### TASK STATEMENT:
Find the lines of data that contain the string "kind", then list them.
# SUPPLIED DATA start
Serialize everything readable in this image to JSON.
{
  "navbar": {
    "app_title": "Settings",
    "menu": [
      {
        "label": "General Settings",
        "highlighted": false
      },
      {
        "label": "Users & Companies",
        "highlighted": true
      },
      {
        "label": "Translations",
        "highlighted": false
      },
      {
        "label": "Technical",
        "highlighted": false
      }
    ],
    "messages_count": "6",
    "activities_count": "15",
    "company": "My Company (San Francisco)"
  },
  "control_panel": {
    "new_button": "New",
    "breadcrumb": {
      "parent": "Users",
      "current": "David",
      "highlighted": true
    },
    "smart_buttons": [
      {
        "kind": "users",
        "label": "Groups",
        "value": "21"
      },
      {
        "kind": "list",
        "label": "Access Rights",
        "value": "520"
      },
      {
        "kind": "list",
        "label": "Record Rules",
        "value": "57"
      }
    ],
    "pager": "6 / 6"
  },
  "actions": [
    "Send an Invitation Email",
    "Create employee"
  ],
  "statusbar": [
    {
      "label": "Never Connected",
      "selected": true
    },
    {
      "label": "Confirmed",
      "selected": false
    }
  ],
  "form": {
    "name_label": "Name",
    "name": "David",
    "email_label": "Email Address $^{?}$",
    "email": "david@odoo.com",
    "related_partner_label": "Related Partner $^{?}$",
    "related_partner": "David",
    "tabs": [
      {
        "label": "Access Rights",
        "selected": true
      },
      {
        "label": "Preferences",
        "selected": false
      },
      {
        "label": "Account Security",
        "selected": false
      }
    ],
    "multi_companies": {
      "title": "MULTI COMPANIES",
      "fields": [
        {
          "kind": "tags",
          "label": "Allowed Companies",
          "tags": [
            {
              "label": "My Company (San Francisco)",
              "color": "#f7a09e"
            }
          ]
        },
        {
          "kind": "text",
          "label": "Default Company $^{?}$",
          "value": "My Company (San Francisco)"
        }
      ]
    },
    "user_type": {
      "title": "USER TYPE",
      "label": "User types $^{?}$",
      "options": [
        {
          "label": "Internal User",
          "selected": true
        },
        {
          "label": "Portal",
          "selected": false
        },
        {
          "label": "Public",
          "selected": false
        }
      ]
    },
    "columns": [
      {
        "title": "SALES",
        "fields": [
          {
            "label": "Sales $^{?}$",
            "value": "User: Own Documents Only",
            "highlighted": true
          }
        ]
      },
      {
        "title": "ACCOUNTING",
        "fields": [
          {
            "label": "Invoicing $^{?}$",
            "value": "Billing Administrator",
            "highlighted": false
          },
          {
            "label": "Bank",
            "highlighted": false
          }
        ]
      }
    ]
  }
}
# SUPPLIED DATA end
### OUTPUT OF THE EXERCISE:
        "kind": "users",
        "kind": "list",
        "kind": "list",
          "kind": "tags",
          "kind": "text",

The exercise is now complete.